TASK TO CARRY OUT> The entries below are to be written out again without alteration.

▶

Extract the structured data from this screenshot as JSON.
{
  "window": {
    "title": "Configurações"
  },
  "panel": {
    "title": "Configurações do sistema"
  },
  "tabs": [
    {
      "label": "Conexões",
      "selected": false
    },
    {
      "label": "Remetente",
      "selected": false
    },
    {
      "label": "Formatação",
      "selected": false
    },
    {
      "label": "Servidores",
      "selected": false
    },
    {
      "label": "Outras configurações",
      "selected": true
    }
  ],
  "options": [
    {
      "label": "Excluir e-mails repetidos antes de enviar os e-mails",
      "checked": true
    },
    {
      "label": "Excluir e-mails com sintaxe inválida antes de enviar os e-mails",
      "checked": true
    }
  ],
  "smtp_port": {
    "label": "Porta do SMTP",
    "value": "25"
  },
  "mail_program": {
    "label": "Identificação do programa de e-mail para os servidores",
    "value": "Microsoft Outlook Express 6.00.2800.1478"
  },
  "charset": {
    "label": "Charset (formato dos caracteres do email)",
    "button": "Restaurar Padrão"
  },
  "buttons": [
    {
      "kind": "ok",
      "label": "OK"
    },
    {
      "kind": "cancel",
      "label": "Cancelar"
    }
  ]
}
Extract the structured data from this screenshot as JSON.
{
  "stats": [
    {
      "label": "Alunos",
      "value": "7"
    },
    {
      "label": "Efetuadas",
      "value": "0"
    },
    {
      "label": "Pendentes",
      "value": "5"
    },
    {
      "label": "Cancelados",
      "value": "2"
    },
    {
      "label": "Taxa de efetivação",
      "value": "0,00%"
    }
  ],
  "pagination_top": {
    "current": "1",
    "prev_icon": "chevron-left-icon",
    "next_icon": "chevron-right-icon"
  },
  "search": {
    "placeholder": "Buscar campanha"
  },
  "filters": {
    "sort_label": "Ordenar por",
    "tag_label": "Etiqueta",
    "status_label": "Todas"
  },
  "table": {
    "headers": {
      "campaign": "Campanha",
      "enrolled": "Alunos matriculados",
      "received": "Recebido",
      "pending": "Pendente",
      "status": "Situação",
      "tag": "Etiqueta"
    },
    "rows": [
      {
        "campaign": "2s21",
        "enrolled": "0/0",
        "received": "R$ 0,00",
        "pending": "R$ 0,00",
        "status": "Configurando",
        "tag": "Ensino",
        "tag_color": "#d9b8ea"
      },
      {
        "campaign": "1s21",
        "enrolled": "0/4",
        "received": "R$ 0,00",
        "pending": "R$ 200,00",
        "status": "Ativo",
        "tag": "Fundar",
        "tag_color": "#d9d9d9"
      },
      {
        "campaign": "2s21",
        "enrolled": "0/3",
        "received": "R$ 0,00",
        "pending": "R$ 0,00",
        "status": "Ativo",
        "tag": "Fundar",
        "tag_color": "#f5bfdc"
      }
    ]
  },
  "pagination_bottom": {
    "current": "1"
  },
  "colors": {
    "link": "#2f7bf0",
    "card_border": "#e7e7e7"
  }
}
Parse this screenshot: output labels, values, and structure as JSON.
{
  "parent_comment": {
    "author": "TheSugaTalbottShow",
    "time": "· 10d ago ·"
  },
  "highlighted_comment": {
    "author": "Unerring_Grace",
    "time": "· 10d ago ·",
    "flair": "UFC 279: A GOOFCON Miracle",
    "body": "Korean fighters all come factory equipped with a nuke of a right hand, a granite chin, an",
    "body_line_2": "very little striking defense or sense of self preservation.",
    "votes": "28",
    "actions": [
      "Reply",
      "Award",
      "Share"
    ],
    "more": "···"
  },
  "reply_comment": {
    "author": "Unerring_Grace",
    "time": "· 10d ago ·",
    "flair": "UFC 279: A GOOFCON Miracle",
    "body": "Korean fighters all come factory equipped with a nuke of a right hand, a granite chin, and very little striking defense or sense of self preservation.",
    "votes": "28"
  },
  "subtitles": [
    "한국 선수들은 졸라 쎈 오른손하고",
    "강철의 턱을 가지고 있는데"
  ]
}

◀

CORRECT OUTPUT>
Extract the structured data from this screenshot as JSON.
{
  "window": {
    "title": "Configurações"
  },
  "panel": {
    "title": "Configurações do sistema"
  },
  "tabs": [
    {
      "label": "Conexões",
      "selected": false
    },
    {
      "label": "Remetente",
      "selected": false
    },
    {
      "label": "Formatação",
      "selected": false
    },
    {
      "label": "Servidores",
      "selected": false
    },
    {
      "label": "Outras configurações",
      "selected": true
    }
  ],
  "options": [
    {
      "label": "Excluir e-mails repetidos antes de enviar os e-mails",
      "checked": true
    },
    {
      "label": "Excluir e-mails com sintaxe inválida antes de enviar os e-mails",
      "checked": true
    }
  ],
  "smtp_port": {
    "label": "Porta do SMTP",
    "value": "25"
  },
  "mail_program": {
    "label": "Identificação do programa de e-mail para os servidores",
    "value": "Microsoft Outlook Express 6.00.2800.1478"
  },
  "charset": {
    "label": "Charset (formato dos caracteres do email)",
    "button": "Restaurar Padrão"
  },
  "buttons": [
    {
      "kind": "ok",
      "label": "OK"
    },
    {
      "kind": "cancel",
      "label": "Cancelar"
    }
  ]
}
Extract the structured data from this screenshot as JSON.
{
  "stats": [
    {
      "label": "Alunos",
      "value": "7"
    },
    {
      "label": "Efetuadas",
      "value": "0"
    },
    {
      "label": "Pendentes",
      "value": "5"
    },
    {
      "label": "Cancelados",
      "value": "2"
    },
    {
      "label": "Taxa de efetivação",
      "value": "0,00%"
    }
  ],
  "pagination_top": {
    "current": "1",
    "prev_icon": "chevron-left-icon",
    "next_icon": "chevron-right-icon"
  },
  "search": {
    "placeholder": "Buscar campanha"
  },
  "filters": {
    "sort_label": "Ordenar por",
    "tag_label": "Etiqueta",
    "status_label": "Todas"
  },
  "table": {
    "headers": {
      "campaign": "Campanha",
      "enrolled": "Alunos matriculados",
      "received": "Recebido",
      "pending": "Pendente",
      "status": "Situação",
      "tag": "Etiqueta"
    },
    "rows": [
      {
        "campaign": "2s21",
        "enrolled": "0/0",
        "received": "R$ 0,00",
        "pending": "R$ 0,00",
        "status": "Configurando",
        "tag": "Ensino",
        "tag_color": "#d9b8ea"
      },
      {
        "campaign": "1s21",
        "enrolled": "0/4",
        "received": "R$ 0,00",
        "pending": "R$ 200,00",
        "status": "Ativo",
        "tag": "Fundar",
        "tag_color": "#d9d9d9"
      },
      {
        "campaign": "2s21",
        "enrolled": "0/3",
        "received": "R$ 0,00",
        "pending": "R$ 0,00",
        "status": "Ativo",
        "tag": "Fundar",
        "tag_color": "#f5bfdc"
      }
    ]
  },
  "pagination_bottom": {
    "current": "1"
  },
  "colors": {
    "link": "#2f7bf0",
    "card_border": "#e7e7e7"
  }
}
Parse this screenshot: output labels, values, and structure as JSON.
{
  "parent_comment": {
    "author": "TheSugaTalbottShow",
    "time": "· 10d ago ·"
  },
  "highlighted_comment": {
    "author": "Unerring_Grace",
    "time": "· 10d ago ·",
    "flair": "UFC 279: A GOOFCON Miracle",
    "body": "Korean fighters all come factory equipped with a nuke of a right hand, a granite chin, an",
    "body_line_2": "very little striking defense or sense of self preservation.",
    "votes": "28",
    "actions": [
      "Reply",
      "Award",
      "Share"
    ],
    "more": "···"
  },
  "reply_comment": {
    "author": "Unerring_Grace",
    "time": "· 10d ago ·",
    "flair": "UFC 279: A GOOFCON Miracle",
    "body": "Korean fighters all come factory equipped with a nuke of a right hand, a granite chin, and very little striking defense or sense of self preservation.",
    "votes": "28"
  },
  "subtitles": [
    "한국 선수들은 졸라 쎈 오른손하고",
    "강철의 턱을 가지고 있는데"
  ]
}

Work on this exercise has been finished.